> Data entries:

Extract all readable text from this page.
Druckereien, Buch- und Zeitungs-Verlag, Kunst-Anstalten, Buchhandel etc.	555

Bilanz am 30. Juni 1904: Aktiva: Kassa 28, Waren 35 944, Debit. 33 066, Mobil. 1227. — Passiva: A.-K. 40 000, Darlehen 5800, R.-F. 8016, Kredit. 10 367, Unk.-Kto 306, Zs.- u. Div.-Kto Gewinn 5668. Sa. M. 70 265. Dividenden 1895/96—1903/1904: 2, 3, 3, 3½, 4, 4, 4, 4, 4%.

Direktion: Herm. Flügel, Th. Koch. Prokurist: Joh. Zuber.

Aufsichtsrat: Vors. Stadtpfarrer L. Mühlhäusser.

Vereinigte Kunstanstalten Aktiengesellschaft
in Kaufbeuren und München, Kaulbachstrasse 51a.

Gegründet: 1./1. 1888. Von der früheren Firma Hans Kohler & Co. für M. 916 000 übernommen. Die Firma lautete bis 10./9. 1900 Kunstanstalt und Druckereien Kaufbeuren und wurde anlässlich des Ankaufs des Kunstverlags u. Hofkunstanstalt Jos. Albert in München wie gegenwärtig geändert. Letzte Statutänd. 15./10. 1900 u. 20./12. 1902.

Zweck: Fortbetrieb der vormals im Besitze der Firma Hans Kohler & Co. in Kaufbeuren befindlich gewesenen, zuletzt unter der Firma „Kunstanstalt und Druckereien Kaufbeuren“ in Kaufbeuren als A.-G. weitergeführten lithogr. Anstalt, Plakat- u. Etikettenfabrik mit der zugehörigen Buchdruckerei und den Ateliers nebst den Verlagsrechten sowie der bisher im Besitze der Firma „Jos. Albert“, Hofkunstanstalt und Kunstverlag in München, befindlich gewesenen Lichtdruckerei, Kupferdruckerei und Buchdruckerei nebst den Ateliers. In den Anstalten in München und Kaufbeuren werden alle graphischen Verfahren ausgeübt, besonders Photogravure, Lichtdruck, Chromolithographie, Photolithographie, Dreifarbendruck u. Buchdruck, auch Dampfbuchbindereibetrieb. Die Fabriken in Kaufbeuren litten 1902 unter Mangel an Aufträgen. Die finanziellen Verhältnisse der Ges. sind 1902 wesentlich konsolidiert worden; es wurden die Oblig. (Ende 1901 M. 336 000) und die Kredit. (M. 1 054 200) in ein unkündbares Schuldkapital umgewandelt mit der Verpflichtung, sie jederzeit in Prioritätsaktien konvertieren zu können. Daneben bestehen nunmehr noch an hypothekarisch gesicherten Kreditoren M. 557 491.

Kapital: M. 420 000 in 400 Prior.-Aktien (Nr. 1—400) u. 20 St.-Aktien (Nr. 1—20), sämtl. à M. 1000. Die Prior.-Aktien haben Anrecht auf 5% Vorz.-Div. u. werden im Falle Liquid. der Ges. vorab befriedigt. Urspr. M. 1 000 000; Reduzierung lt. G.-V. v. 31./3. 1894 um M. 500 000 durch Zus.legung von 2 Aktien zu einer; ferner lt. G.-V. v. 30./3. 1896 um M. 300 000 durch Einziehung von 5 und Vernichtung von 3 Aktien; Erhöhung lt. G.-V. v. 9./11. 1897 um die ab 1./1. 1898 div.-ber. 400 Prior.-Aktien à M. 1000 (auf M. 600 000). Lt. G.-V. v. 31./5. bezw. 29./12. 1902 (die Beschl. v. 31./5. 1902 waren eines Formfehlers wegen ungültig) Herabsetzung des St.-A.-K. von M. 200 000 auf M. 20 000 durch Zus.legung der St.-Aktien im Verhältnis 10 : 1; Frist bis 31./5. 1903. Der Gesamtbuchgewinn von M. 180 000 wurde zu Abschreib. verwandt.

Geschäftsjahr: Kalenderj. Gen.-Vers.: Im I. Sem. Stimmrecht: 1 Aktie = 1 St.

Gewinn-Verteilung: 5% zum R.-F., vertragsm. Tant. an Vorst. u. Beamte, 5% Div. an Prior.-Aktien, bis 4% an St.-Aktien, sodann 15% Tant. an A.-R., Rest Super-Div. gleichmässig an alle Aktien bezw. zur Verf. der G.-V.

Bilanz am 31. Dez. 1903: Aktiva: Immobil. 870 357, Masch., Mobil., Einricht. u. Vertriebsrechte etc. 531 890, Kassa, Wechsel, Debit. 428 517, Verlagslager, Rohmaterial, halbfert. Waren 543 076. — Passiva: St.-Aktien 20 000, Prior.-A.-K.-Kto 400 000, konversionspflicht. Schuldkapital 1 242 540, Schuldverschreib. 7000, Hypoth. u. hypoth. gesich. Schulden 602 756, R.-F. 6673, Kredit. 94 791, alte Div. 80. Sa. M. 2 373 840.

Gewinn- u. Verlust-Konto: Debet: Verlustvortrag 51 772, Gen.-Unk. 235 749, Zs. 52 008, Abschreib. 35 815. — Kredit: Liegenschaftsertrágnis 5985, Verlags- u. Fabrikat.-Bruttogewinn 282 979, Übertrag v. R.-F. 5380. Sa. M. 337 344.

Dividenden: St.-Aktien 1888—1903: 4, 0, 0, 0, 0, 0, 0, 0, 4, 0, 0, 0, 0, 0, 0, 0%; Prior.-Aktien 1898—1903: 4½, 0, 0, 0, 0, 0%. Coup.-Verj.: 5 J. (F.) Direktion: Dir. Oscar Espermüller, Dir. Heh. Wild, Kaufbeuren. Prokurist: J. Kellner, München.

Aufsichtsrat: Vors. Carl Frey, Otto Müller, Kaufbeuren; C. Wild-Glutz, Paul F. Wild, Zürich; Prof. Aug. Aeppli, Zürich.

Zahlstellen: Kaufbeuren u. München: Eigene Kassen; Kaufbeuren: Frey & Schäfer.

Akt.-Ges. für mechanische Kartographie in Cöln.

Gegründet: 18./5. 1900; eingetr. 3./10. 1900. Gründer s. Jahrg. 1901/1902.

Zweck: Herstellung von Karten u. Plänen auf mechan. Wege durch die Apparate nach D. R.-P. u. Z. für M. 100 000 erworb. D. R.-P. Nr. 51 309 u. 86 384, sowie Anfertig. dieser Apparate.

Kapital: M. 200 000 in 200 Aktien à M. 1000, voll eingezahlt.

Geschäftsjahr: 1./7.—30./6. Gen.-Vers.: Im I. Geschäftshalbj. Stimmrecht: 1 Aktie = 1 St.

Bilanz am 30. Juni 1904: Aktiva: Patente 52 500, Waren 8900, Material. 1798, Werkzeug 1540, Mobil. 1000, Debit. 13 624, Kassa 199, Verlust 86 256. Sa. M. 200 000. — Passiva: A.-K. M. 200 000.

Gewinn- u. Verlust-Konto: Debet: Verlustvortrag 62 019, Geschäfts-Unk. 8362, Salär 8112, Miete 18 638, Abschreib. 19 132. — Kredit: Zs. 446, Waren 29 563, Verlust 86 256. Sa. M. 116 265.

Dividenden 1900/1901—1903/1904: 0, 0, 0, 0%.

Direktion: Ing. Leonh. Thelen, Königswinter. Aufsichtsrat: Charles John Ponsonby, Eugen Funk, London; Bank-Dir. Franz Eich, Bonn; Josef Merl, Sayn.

> Exercise goal:
Extract every entry in the listing word for word.

> In response:
Extract all readable text from this page.
Druckereien, Buch- und Zeitungs-Verlag, Kunst-Anstalten, Buchhandel etc.	555

Bilanz am 30. Juni 1904: Aktiva: Kassa 28, Waren 35 944, Debit. 33 066, Mobil. 1227. — Passiva: A.-K. 40 000, Darlehen 5800, R.-F. 8016, Kredit. 10 367, Unk.-Kto 306, Zs.- u. Div.-Kto Gewinn 5668. Sa. M. 70 265. Dividenden 1895/96—1903/1904: 2, 3, 3, 3½, 4, 4, 4, 4, 4%.

Direktion: Herm. Flügel, Th. Koch. Prokurist: Joh. Zuber.

Aufsichtsrat: Vors. Stadtpfarrer L. Mühlhäusser.

Vereinigte Kunstanstalten Aktiengesellschaft
in Kaufbeuren und München, Kaulbachstrasse 51a.

Gegründet: 1./1. 1888. Von der früheren Firma Hans Kohler & Co. für M. 916 000 übernommen. Die Firma lautete bis 10./9. 1900 Kunstanstalt und Druckereien Kaufbeuren und wurde anlässlich des Ankaufs des Kunstverlags u. Hofkunstanstalt Jos. Albert in München wie gegenwärtig geändert. Letzte Statutänd. 15./10. 1900 u. 20./12. 1902.

Zweck: Fortbetrieb der vormals im Besitze der Firma Hans Kohler & Co. in Kaufbeuren befindlich gewesenen, zuletzt unter der Firma „Kunstanstalt und Druckereien Kaufbeuren“ in Kaufbeuren als A.-G. weitergeführten lithogr. Anstalt, Plakat- u. Etikettenfabrik mit der zugehörigen Buchdruckerei und den Ateliers nebst den Verlagsrechten sowie der bisher im Besitze der Firma „Jos. Albert“, Hofkunstanstalt und Kunstverlag in München, befindlich gewesenen Lichtdruckerei, Kupferdruckerei und Buchdruckerei nebst den Ateliers. In den Anstalten in München und Kaufbeuren werden alle graphischen Verfahren ausgeübt, besonders Photogravure, Lichtdruck, Chromolithographie, Photolithographie, Dreifarbendruck u. Buchdruck, auch Dampfbuchbindereibetrieb. Die Fabriken in Kaufbeuren litten 1902 unter Mangel an Aufträgen. Die finanziellen Verhältnisse der Ges. sind 1902 wesentlich konsolidiert worden; es wurden die Oblig. (Ende 1901 M. 336 000) und die Kredit. (M. 1 054 200) in ein unkündbares Schuldkapital umgewandelt mit der Verpflichtung, sie jederzeit in Prioritätsaktien konvertieren zu können. Daneben bestehen nunmehr noch an hypothekarisch gesicherten Kreditoren M. 557 491.

Kapital: M. 420 000 in 400 Prior.-Aktien (Nr. 1—400) u. 20 St.-Aktien (Nr. 1—20), sämtl. à M. 1000. Die Prior.-Aktien haben Anrecht auf 5% Vorz.-Div. u. werden im Falle Liquid. der Ges. vorab befriedigt. Urspr. M. 1 000 000; Reduzierung lt. G.-V. v. 31./3. 1894 um M. 500 000 durch Zus.legung von 2 Aktien zu einer; ferner lt. G.-V. v. 30./3. 1896 um M. 300 000 durch Einziehung von 5 und Vernichtung von 3 Aktien; Erhöhung lt. G.-V. v. 9./11. 1897 um die ab 1./1. 1898 div.-ber. 400 Prior.-Aktien à M. 1000 (auf M. 600 000). Lt. G.-V. v. 31./5. bezw. 29./12. 1902 (die Beschl. v. 31./5. 1902 waren eines Formfehlers wegen ungültig) Herabsetzung des St.-A.-K. von M. 200 000 auf M. 20 000 durch Zus.legung der St.-Aktien im Verhältnis 10 : 1; Frist bis 31./5. 1903. Der Gesamtbuchgewinn von M. 180 000 wurde zu Abschreib. verwandt.

Geschäftsjahr: Kalenderj. Gen.-Vers.: Im I. Sem. Stimmrecht: 1 Aktie = 1 St.

Gewinn-Verteilung: 5% zum R.-F., vertragsm. Tant. an Vorst. u. Beamte, 5% Div. an Prior.-Aktien, bis 4% an St.-Aktien, sodann 15% Tant. an A.-R., Rest Super-Div. gleichmässig an alle Aktien bezw. zur Verf. der G.-V.

Bilanz am 31. Dez. 1903: Aktiva: Immobil. 870 357, Masch., Mobil., Einricht. u. Vertriebsrechte etc. 531 890, Kassa, Wechsel, Debit. 428 517, Verlagslager, Rohmaterial, halbfert. Waren 543 076. — Passiva: St.-Aktien 20 000, Prior.-A.-K.-Kto 400 000, konversionspflicht. Schuldkapital 1 242 540, Schuldverschreib. 7000, Hypoth. u. hypoth. gesich. Schulden 602 756, R.-F. 6673, Kredit. 94 791, alte Div. 80. Sa. M. 2 373 840.

Gewinn- u. Verlust-Konto: Debet: Verlustvortrag 51 772, Gen.-Unk. 235 749, Zs. 52 008, Abschreib. 35 815. — Kredit: Liegenschaftsertrágnis 5985, Verlags- u. Fabrikat.-Bruttogewinn 282 979, Übertrag v. R.-F. 5380. Sa. M. 337 344.

Dividenden: St.-Aktien 1888—1903: 4, 0, 0, 0, 0, 0, 0, 0, 4, 0, 0, 0, 0, 0, 0, 0%; Prior.-Aktien 1898—1903: 4½, 0, 0, 0, 0, 0%. Coup.-Verj.: 5 J. (F.) Direktion: Dir. Oscar Espermüller, Dir. Heh. Wild, Kaufbeuren. Prokurist: J. Kellner, München.

Aufsichtsrat: Vors. Carl Frey, Otto Müller, Kaufbeuren; C. Wild-Glutz, Paul F. Wild, Zürich; Prof. Aug. Aeppli, Zürich.

Zahlstellen: Kaufbeuren u. München: Eigene Kassen; Kaufbeuren: Frey & Schäfer.

Akt.-Ges. für mechanische Kartographie in Cöln.

Gegründet: 18./5. 1900; eingetr. 3./10. 1900. Gründer s. Jahrg. 1901/1902.

Zweck: Herstellung von Karten u. Plänen auf mechan. Wege durch die Apparate nach D. R.-P. u. Z. für M. 100 000 erworb. D. R.-P. Nr. 51 309 u. 86 384, sowie Anfertig. dieser Apparate.

Kapital: M. 200 000 in 200 Aktien à M. 1000, voll eingezahlt.

Geschäftsjahr: 1./7.—30./6. Gen.-Vers.: Im I. Geschäftshalbj. Stimmrecht: 1 Aktie = 1 St.

Bilanz am 30. Juni 1904: Aktiva: Patente 52 500, Waren 8900, Material. 1798, Werkzeug 1540, Mobil. 1000, Debit. 13 624, Kassa 199, Verlust 86 256. Sa. M. 200 000. — Passiva: A.-K. M. 200 000.

Gewinn- u. Verlust-Konto: Debet: Verlustvortrag 62 019, Geschäfts-Unk. 8362, Salär 8112, Miete 18 638, Abschreib. 19 132. — Kredit: Zs. 446, Waren 29 563, Verlust 86 256. Sa. M. 116 265.

Dividenden 1900/1901—1903/1904: 0, 0, 0, 0%.

Direktion: Ing. Leonh. Thelen, Königswinter. Aufsichtsrat: Charles John Ponsonby, Eugen Funk, London; Bank-Dir. Franz Eich, Bonn; Josef Merl, Sayn.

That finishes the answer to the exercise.